Entries shown —
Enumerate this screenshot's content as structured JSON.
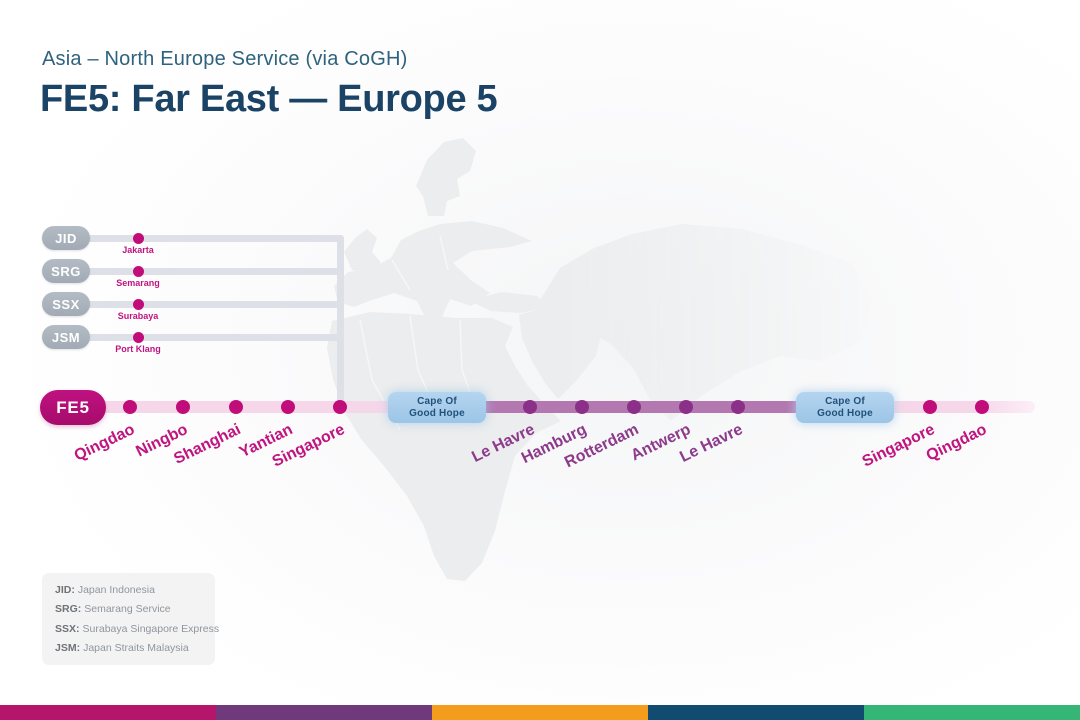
{
  "header": {
    "subtitle": "Asia – North Europe Service (via CoGH)",
    "title": "FE5: Far East — Europe 5"
  },
  "feeders": [
    {
      "code": "JID",
      "port": "Jakarta"
    },
    {
      "code": "SRG",
      "port": "Semarang"
    },
    {
      "code": "SSX",
      "port": "Surabaya"
    },
    {
      "code": "JSM",
      "port": "Port Klang"
    }
  ],
  "route": {
    "service_badge": "FE5",
    "cape_badge": {
      "line1": "Cape Of",
      "line2": "Good Hope"
    },
    "stops": [
      {
        "name": "Qingdao",
        "leg": "asia-outbound"
      },
      {
        "name": "Ningbo",
        "leg": "asia-outbound"
      },
      {
        "name": "Shanghai",
        "leg": "asia-outbound"
      },
      {
        "name": "Yantian",
        "leg": "asia-outbound"
      },
      {
        "name": "Singapore",
        "leg": "asia-outbound"
      },
      {
        "name": "Le Havre",
        "leg": "europe"
      },
      {
        "name": "Hamburg",
        "leg": "europe"
      },
      {
        "name": "Rotterdam",
        "leg": "europe"
      },
      {
        "name": "Antwerp",
        "leg": "europe"
      },
      {
        "name": "Le Havre",
        "leg": "europe"
      },
      {
        "name": "Singapore",
        "leg": "asia-return"
      },
      {
        "name": "Qingdao",
        "leg": "asia-return"
      }
    ]
  },
  "legend": [
    {
      "code": "JID:",
      "name": "Japan Indonesia"
    },
    {
      "code": "SRG:",
      "name": "Semarang Service"
    },
    {
      "code": "SSX:",
      "name": "Surabaya Singapore Express"
    },
    {
      "code": "JSM:",
      "name": "Japan Straits Malaysia"
    }
  ],
  "footer_bar_colors": [
    "#b5156b",
    "#6e3a7c",
    "#f49d1c",
    "#114c70",
    "#35b576"
  ],
  "colors": {
    "accent_magenta_dot": "#c00d7a",
    "accent_magenta_label": "#c01480",
    "europe_purple_dot": "#8c2f88",
    "europe_purple_label": "#8d3a8c",
    "line_pink": "#f6d7e9",
    "line_purple": "#b478b0",
    "cape_badge_bg": "#a9cdeb",
    "navy": "#1b4365",
    "feeder_grey": "#a9b2bc"
  }
}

Short task — Excluding the pictures, restate the records above word for word.

Result of this exercise —
Enumerate this screenshot's content as structured JSON.
{
  "header": {
    "subtitle": "Asia – North Europe Service (via CoGH)",
    "title": "FE5: Far East — Europe 5"
  },
  "feeders": [
    {
      "code": "JID",
      "port": "Jakarta"
    },
    {
      "code": "SRG",
      "port": "Semarang"
    },
    {
      "code": "SSX",
      "port": "Surabaya"
    },
    {
      "code": "JSM",
      "port": "Port Klang"
    }
  ],
  "route": {
    "service_badge": "FE5",
    "cape_badge": {
      "line1": "Cape Of",
      "line2": "Good Hope"
    },
    "stops": [
      {
        "name": "Qingdao",
        "leg": "asia-outbound"
      },
      {
        "name": "Ningbo",
        "leg": "asia-outbound"
      },
      {
        "name": "Shanghai",
        "leg": "asia-outbound"
      },
      {
        "name": "Yantian",
        "leg": "asia-outbound"
      },
      {
        "name": "Singapore",
        "leg": "asia-outbound"
      },
      {
        "name": "Le Havre",
        "leg": "europe"
      },
      {
        "name": "Hamburg",
        "leg": "europe"
      },
      {
        "name": "Rotterdam",
        "leg": "europe"
      },
      {
        "name": "Antwerp",
        "leg": "europe"
      },
      {
        "name": "Le Havre",
        "leg": "europe"
      },
      {
        "name": "Singapore",
        "leg": "asia-return"
      },
      {
        "name": "Qingdao",
        "leg": "asia-return"
      }
    ]
  },
  "legend": [
    {
      "code": "JID:",
      "name": "Japan Indonesia"
    },
    {
      "code": "SRG:",
      "name": "Semarang Service"
    },
    {
      "code": "SSX:",
      "name": "Surabaya Singapore Express"
    },
    {
      "code": "JSM:",
      "name": "Japan Straits Malaysia"
    }
  ],
  "footer_bar_colors": [
    "#b5156b",
    "#6e3a7c",
    "#f49d1c",
    "#114c70",
    "#35b576"
  ],
  "colors": {
    "accent_magenta_dot": "#c00d7a",
    "accent_magenta_label": "#c01480",
    "europe_purple_dot": "#8c2f88",
    "europe_purple_label": "#8d3a8c",
    "line_pink": "#f6d7e9",
    "line_purple": "#b478b0",
    "cape_badge_bg": "#a9cdeb",
    "navy": "#1b4365",
    "feeder_grey": "#a9b2bc"
  }
}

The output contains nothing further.